* Textauszug:
----------

Ich habe vor drei Wochen an dieser Stelle über Werbeanhänger in Osnabrück geschrieben, die in beträchtlicher Anzahl auf einem Parkstreifen an einer Ausfallstraße (Kurt-Schumacher-Damm) stehen. Was mir dabei negativ auffiel, war die Verteilung des Verkehrsraum an dieser Stelle. Dem motorisierten Verkehr stehen jeweils zwei Spuren stadtein- und auswärts zur Verfügung. Dazu kommt eben dieser Parkstreifen, den man aufgrund der vielen Werbeanhänger auch schon Werbestreifen nennen kann. Radfahrer müssen sich hingegen mit einem schmalen Radfahrstreifen zwischen Fahrbahn und Parkstreifen begnügen.
Mir stellt sich hier die Frage, ob der Parkstreifen überhaupt noch seinem originären Zweck dient oder ob er nicht schon überwiegend zweckentfremdet wird. Ich sehe hier nämlich regelmäßig deutlich mehr – wenn ich ausschließlich – Werbeanhänger statt parkender Autos. Was die Frage aufwirft, ob das überhaupt erlaubt ist.

----------

* Zu erledigende Aufgaben:
- 1) Beantworte folgende Frage zum Textauszug: Wie viele Fahrspuren hat der motorisierte Verkehr stadteinwärts und stadtauswärts jeweils zur Verfügung?
- 2) Fasse den Textauszug in zwei Sätzen zusammen.
- 3) Übersetze den folgenden Satz aus dem Textauszug ins Englische: „Radfahrer müssen sich hingegen mit einem schmalen Radfahrstreifen zwischen Fahrbahn und Parkstreifen begnügen.“
Die Daten spielen hierfür keine Rolle.

* Gesammelte Daten:
----------

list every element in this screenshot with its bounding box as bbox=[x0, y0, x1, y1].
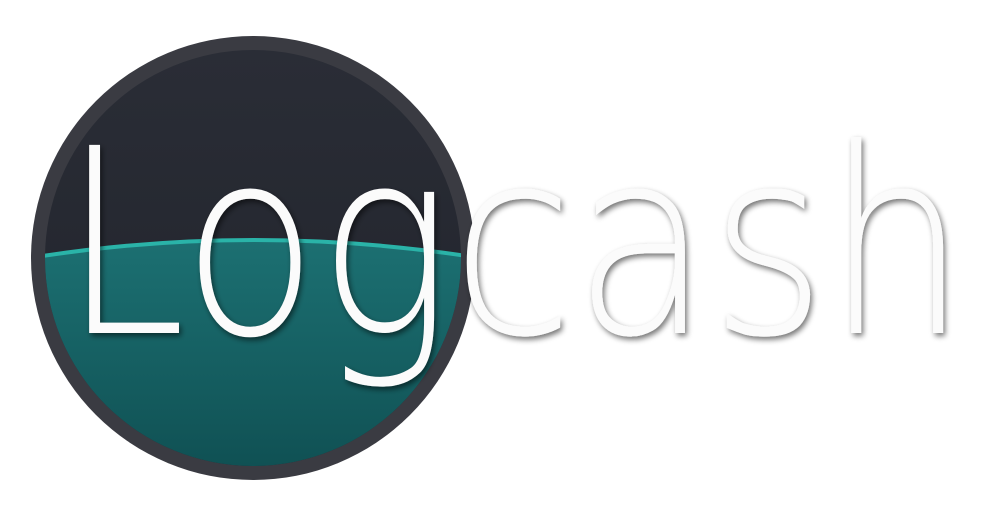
liquid-circle-icon bbox=[45, 238, 461, 466]
logo-wordmark: Logcash bbox=[62, 94, 967, 394]
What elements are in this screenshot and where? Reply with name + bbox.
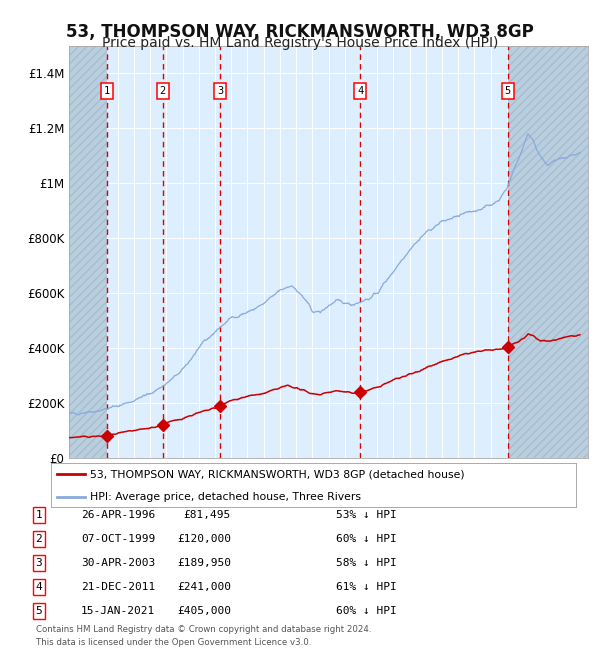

----------

* Antworten je Aufgabe:
- 1) Jeweils zwei Spuren.

- 2) Am Kurt-Schumacher-Damm in Osnabrück stehen viele Werbeanhänger auf einem Parkstreifen, während dem motorisierten Verkehr je Richtung zwei Spuren und Radfahrern nur ein schmaler Radfahrstreifen zwischen Fahrbahn und Parkstreifen bleiben. Im Text wird gefragt, ob der Parkstreifen noch seinem ursprünglichen Zweck dient und ob diese Nutzung überhaupt erlaubt ist.

- 3) Cyclists, by contrast, have to make do with a narrow bike lane between the roadway and the parking strip.